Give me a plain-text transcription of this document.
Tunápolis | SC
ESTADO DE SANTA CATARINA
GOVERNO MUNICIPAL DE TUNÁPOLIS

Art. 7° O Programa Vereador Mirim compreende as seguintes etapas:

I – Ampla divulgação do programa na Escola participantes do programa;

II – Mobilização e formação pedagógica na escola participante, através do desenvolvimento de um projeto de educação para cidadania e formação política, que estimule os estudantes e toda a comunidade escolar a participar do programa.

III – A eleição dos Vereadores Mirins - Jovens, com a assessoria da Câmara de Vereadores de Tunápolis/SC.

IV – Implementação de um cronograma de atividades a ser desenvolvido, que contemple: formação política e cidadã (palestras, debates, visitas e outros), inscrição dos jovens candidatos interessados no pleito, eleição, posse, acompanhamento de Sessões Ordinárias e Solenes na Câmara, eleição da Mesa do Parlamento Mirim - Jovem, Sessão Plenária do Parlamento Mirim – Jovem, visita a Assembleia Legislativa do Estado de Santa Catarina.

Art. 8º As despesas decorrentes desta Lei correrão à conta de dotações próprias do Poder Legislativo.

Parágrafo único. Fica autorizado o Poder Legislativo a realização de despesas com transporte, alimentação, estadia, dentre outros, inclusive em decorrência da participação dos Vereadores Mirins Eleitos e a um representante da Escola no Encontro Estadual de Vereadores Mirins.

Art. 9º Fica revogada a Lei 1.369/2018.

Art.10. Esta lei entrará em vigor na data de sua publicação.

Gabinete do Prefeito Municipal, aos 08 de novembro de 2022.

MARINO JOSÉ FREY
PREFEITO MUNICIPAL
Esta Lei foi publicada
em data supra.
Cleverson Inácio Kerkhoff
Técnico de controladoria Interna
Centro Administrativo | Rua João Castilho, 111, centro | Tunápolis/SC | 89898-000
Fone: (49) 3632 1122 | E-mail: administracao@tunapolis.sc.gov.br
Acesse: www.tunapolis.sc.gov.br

▶ [Your instructions] Extract each line of the listing above, copying it word for word.

▶ [Solution to this exercise]
Give me a plain-text transcription of this document.
Tunápolis | SC
ESTADO DE SANTA CATARINA
GOVERNO MUNICIPAL DE TUNÁPOLIS

Art. 7° O Programa Vereador Mirim compreende as seguintes etapas:

I – Ampla divulgação do programa na Escola participantes do programa;

II – Mobilização e formação pedagógica na escola participante, através do desenvolvimento de um projeto de educação para cidadania e formação política, que estimule os estudantes e toda a comunidade escolar a participar do programa.

III – A eleição dos Vereadores Mirins - Jovens, com a assessoria da Câmara de Vereadores de Tunápolis/SC.

IV – Implementação de um cronograma de atividades a ser desenvolvido, que contemple: formação política e cidadã (palestras, debates, visitas e outros), inscrição dos jovens candidatos interessados no pleito, eleição, posse, acompanhamento de Sessões Ordinárias e Solenes na Câmara, eleição da Mesa do Parlamento Mirim - Jovem, Sessão Plenária do Parlamento Mirim – Jovem, visita a Assembleia Legislativa do Estado de Santa Catarina.

Art. 8º As despesas decorrentes desta Lei correrão à conta de dotações próprias do Poder Legislativo.

Parágrafo único. Fica autorizado o Poder Legislativo a realização de despesas com transporte, alimentação, estadia, dentre outros, inclusive em decorrência da participação dos Vereadores Mirins Eleitos e a um representante da Escola no Encontro Estadual de Vereadores Mirins.

Art. 9º Fica revogada a Lei 1.369/2018.

Art.10. Esta lei entrará em vigor na data de sua publicação.

Gabinete do Prefeito Municipal, aos 08 de novembro de 2022.

MARINO JOSÉ FREY
PREFEITO MUNICIPAL
Esta Lei foi publicada
em data supra.
Cleverson Inácio Kerkhoff
Técnico de controladoria Interna
Centro Administrativo | Rua João Castilho, 111, centro | Tunápolis/SC | 89898-000
Fone: (49) 3632 1122 | E-mail: administracao@tunapolis.sc.gov.br
Acesse: www.tunapolis.sc.gov.br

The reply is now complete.